▸ Exercise
Pull out each line of the records that contains the string "avatar". Case matters.

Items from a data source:
%%

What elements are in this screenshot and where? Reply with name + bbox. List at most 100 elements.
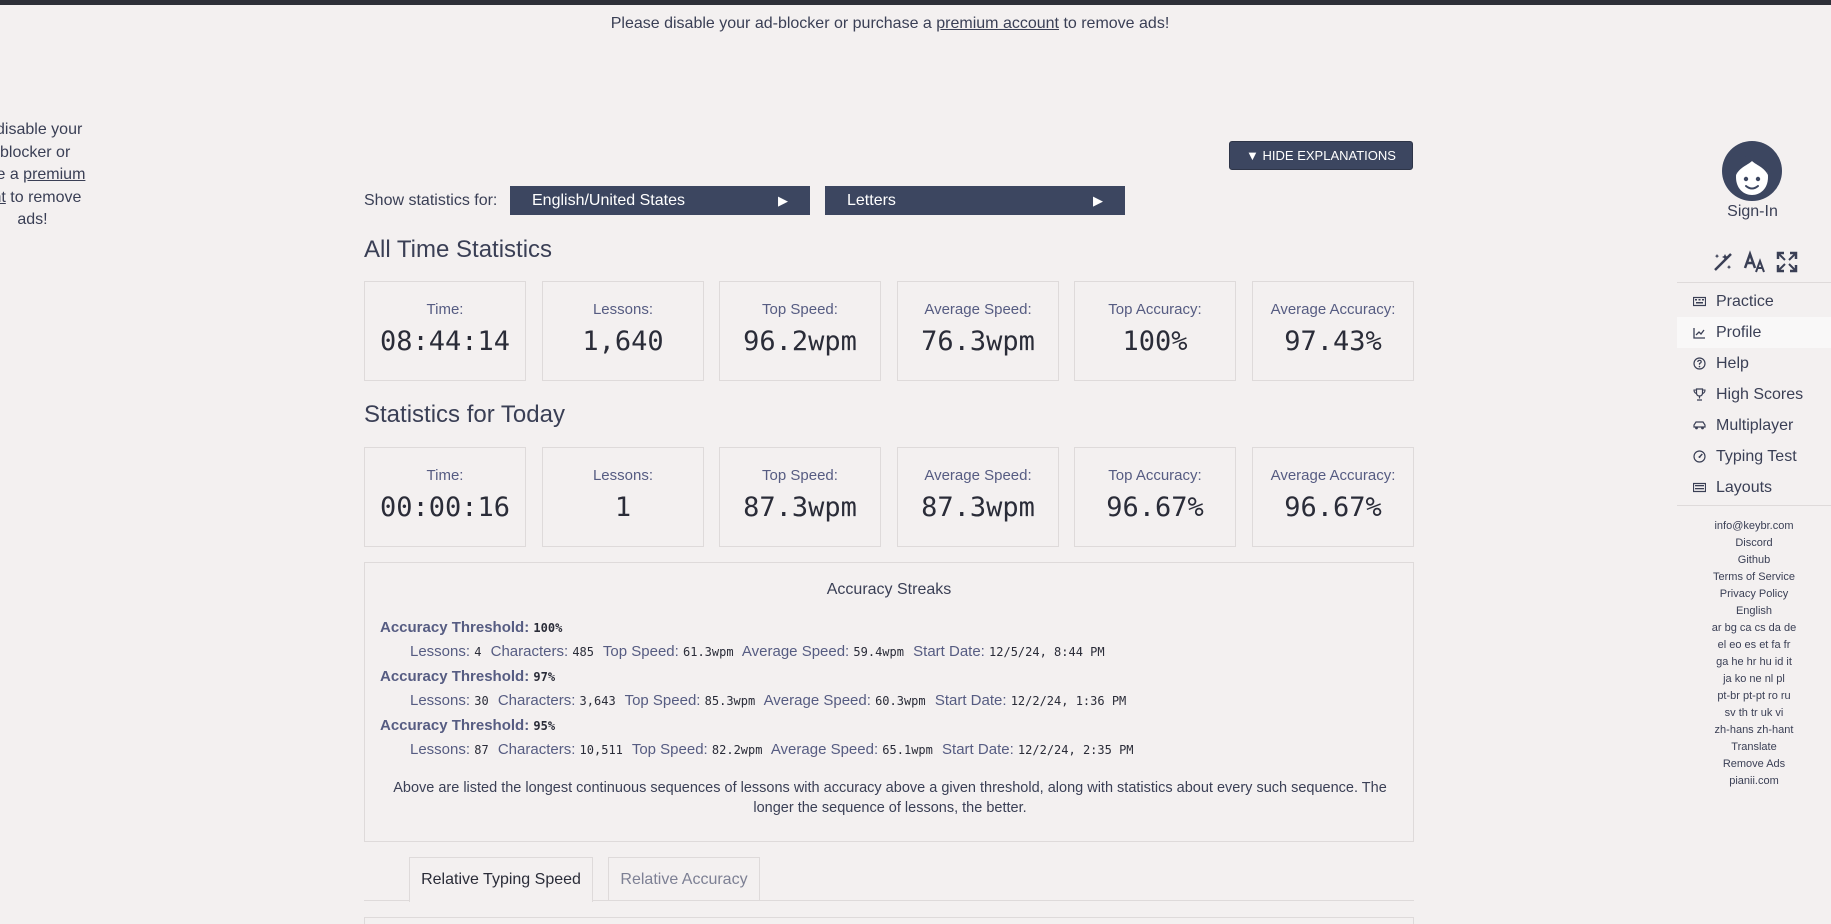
stat-card-top-speed: Top Speed: 96.2wpm bbox=[719, 281, 881, 381]
lessons-value: 4 bbox=[474, 645, 482, 659]
stat-card-top-accuracy: Top Accuracy: 100% bbox=[1074, 281, 1236, 381]
streaks-title: Accuracy Streaks bbox=[826, 581, 952, 598]
top-speed-label: Top Speed: bbox=[624, 692, 701, 709]
keyboard-icon bbox=[1693, 295, 1706, 308]
sidebar-item-label: Help bbox=[1716, 354, 1749, 372]
top-bar bbox=[0, 0, 1831, 5]
user-avatar-icon bbox=[1722, 141, 1782, 201]
translate-link[interactable]: Translate bbox=[1677, 739, 1831, 756]
language-links[interactable]: ja ko ne nl pl bbox=[1677, 671, 1831, 688]
sidebar-item-layouts[interactable]: Layouts bbox=[1677, 472, 1831, 503]
stat-label: Average Speed: bbox=[924, 467, 1032, 484]
terms-link[interactable]: Terms of Service bbox=[1677, 569, 1831, 586]
language-links[interactable]: ga he hr hu id it bbox=[1677, 654, 1831, 671]
stat-label: Top Speed: bbox=[762, 467, 838, 484]
language-select-value: English/United States bbox=[532, 191, 685, 209]
threshold-label: Accuracy Threshold: bbox=[380, 717, 530, 734]
lessons-label: Lessons: bbox=[410, 692, 471, 709]
language-links[interactable]: zh-hans zh-hant bbox=[1677, 722, 1831, 739]
premium-link-left[interactable]: premium bbox=[23, 166, 85, 183]
language-current[interactable]: English bbox=[1677, 603, 1831, 620]
top-speed-label: Top Speed: bbox=[602, 643, 679, 660]
stat-card-lessons: Lessons: 1,640 bbox=[542, 281, 704, 381]
avatar[interactable] bbox=[1722, 141, 1782, 201]
average-speed-label: Average Speed: bbox=[770, 741, 879, 758]
nav-divider bbox=[1677, 505, 1831, 506]
sidebar-nav: Practice Profile Help High Scores Multip… bbox=[1677, 286, 1831, 503]
characters-value: 485 bbox=[572, 645, 595, 659]
stat-value: 100% bbox=[1122, 326, 1188, 357]
threshold-row: Accuracy Threshold: 100% bbox=[380, 619, 562, 636]
today-heading: Statistics for Today bbox=[364, 401, 565, 428]
stat-value: 97.43% bbox=[1284, 326, 1382, 357]
ad-text-suffix: to remove ads! bbox=[1063, 15, 1170, 32]
stat-value: 00:00:16 bbox=[379, 492, 511, 523]
mode-select[interactable]: Letters ▶ bbox=[825, 186, 1125, 215]
characters-label: Characters: bbox=[497, 741, 576, 758]
sidebar-item-multiplayer[interactable]: Multiplayer bbox=[1677, 410, 1831, 441]
car-icon bbox=[1693, 419, 1706, 432]
average-speed-label: Average Speed: bbox=[741, 643, 850, 660]
keyboard-layout-icon bbox=[1693, 481, 1706, 494]
ad-left-line: ads! bbox=[17, 211, 48, 228]
stat-value: 96.2wpm bbox=[743, 326, 857, 357]
font-size-icon[interactable] bbox=[1743, 250, 1767, 274]
language-select[interactable]: English/United States ▶ bbox=[510, 186, 810, 215]
language-links[interactable]: pt-br pt-pt ro ru bbox=[1677, 688, 1831, 705]
email-link[interactable]: info@keybr.com bbox=[1677, 518, 1831, 535]
lessons-value: 30 bbox=[474, 694, 489, 708]
average-speed-label: Average Speed: bbox=[763, 692, 871, 709]
sidebar-item-typing-test[interactable]: Typing Test bbox=[1677, 441, 1831, 472]
top-speed-value: 82.2wpm bbox=[711, 743, 763, 757]
language-links[interactable]: el eo es et fa fr bbox=[1677, 637, 1831, 654]
stat-label: Average Speed: bbox=[924, 301, 1032, 318]
average-speed-value: 60.3wpm bbox=[875, 694, 926, 708]
account-link-left[interactable]: unt bbox=[0, 189, 6, 206]
sidebar-item-practice[interactable]: Practice bbox=[1677, 286, 1831, 317]
language-links[interactable]: ar bg ca cs da de bbox=[1677, 620, 1831, 637]
sidebar-item-help[interactable]: Help bbox=[1677, 348, 1831, 379]
help-icon bbox=[1693, 357, 1706, 370]
privacy-link[interactable]: Privacy Policy bbox=[1677, 586, 1831, 603]
language-links[interactable]: sv th tr uk vi bbox=[1677, 705, 1831, 722]
threshold-value: 100% bbox=[533, 621, 563, 635]
pianii-link[interactable]: pianii.com bbox=[1677, 773, 1831, 790]
ad-notice-top: Please disable your ad-blocker or purcha… bbox=[0, 15, 1780, 33]
start-date-value: 12/2/24, 1:36 PM bbox=[1010, 694, 1127, 708]
sign-in-link[interactable]: Sign-In bbox=[1680, 203, 1825, 221]
discord-link[interactable]: Discord bbox=[1677, 535, 1831, 552]
nav-divider bbox=[1677, 282, 1831, 283]
stat-value: 87.3wpm bbox=[921, 492, 1035, 523]
stat-value: 96.67% bbox=[1106, 492, 1204, 523]
github-link[interactable]: Github bbox=[1677, 552, 1831, 569]
play-arrow-icon: ▶ bbox=[1093, 192, 1103, 208]
sidebar-item-profile[interactable]: Profile bbox=[1677, 317, 1831, 348]
characters-value: 3,643 bbox=[579, 694, 616, 708]
fullscreen-icon[interactable] bbox=[1775, 250, 1799, 274]
start-date-value: 12/2/24, 2:35 PM bbox=[1017, 743, 1134, 757]
sidebar-item-high-scores[interactable]: High Scores bbox=[1677, 379, 1831, 410]
chart-panel bbox=[364, 917, 1414, 924]
sidebar-item-label: Typing Test bbox=[1716, 447, 1797, 465]
tab-relative-typing-speed[interactable]: Relative Typing Speed bbox=[409, 857, 593, 902]
stat-label: Lessons: bbox=[592, 301, 654, 318]
stat-card-time: Time: 00:00:16 bbox=[364, 447, 526, 547]
start-date-label: Start Date: bbox=[934, 692, 1007, 709]
stat-label: Time: bbox=[426, 301, 464, 318]
hide-explanations-button[interactable]: ▼ HIDE EXPLANATIONS bbox=[1229, 141, 1413, 170]
tab-relative-accuracy[interactable]: Relative Accuracy bbox=[608, 857, 760, 901]
theme-toggle-icon[interactable] bbox=[1711, 250, 1735, 274]
ad-left-line: ase a bbox=[0, 166, 19, 183]
ad-text: Please disable your ad-blocker or purcha… bbox=[610, 15, 932, 32]
remove-ads-link[interactable]: Remove Ads bbox=[1677, 756, 1831, 773]
ad-left-line: e disable your bbox=[0, 121, 83, 138]
stat-card-top-speed: Top Speed: 87.3wpm bbox=[719, 447, 881, 547]
streaks-explanation: Above are listed the longest continuous … bbox=[393, 780, 1387, 816]
sidebar-item-label: Profile bbox=[1716, 323, 1762, 341]
stat-value: 76.3wpm bbox=[921, 326, 1035, 357]
all-time-heading: All Time Statistics bbox=[364, 236, 553, 263]
characters-label: Characters: bbox=[490, 643, 569, 660]
premium-account-link[interactable]: premium account bbox=[936, 15, 1059, 32]
characters-label: Characters: bbox=[497, 692, 576, 709]
stat-value: 1 bbox=[614, 492, 632, 523]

%%

▸ Answer to the problem
user-avatar-icon bbox=[1722, 141, 1782, 201]
avatar[interactable] bbox=[1722, 141, 1782, 201]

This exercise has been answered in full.